* _What you will do_
Gather each line below that contains the string "bubble" and copy those lines in full.

* _Exercise input_
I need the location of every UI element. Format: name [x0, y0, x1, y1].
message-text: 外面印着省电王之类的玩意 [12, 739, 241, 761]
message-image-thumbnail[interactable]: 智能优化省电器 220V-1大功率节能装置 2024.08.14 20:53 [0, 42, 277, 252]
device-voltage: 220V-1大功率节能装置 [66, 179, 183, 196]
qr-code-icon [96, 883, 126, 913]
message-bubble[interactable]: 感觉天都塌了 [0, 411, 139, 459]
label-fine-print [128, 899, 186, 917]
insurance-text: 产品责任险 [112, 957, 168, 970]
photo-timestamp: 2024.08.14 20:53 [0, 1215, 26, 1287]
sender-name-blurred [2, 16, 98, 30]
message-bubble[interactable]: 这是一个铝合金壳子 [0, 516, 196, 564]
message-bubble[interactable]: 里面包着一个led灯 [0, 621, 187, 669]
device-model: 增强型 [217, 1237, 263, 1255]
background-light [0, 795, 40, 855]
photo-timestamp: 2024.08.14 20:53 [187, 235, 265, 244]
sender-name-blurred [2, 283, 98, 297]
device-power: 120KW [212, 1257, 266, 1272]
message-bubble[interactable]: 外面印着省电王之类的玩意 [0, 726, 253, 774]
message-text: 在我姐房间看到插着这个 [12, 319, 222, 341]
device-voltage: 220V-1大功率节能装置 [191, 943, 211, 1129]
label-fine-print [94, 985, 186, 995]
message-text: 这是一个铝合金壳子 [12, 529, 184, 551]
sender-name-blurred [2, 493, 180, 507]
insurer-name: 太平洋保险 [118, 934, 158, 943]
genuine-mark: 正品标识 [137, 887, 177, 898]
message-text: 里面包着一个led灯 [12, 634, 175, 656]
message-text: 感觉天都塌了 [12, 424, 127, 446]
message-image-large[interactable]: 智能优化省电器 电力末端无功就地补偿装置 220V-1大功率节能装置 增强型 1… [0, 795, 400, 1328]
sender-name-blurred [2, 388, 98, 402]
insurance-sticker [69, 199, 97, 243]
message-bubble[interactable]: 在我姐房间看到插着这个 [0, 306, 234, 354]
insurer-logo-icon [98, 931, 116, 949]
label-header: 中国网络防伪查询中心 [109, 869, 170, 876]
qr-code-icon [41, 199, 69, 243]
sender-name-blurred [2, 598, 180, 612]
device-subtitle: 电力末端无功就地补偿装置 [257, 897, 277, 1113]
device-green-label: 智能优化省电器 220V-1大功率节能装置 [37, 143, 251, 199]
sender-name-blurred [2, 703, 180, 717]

* _Correct result_
message-bubble[interactable]: 感觉天都塌了 [0, 411, 139, 459]
message-bubble[interactable]: 这是一个铝合金壳子 [0, 516, 196, 564]
message-bubble[interactable]: 里面包着一个led灯 [0, 621, 187, 669]
message-bubble[interactable]: 外面印着省电王之类的玩意 [0, 726, 253, 774]
message-bubble[interactable]: 在我姐房间看到插着这个 [0, 306, 234, 354]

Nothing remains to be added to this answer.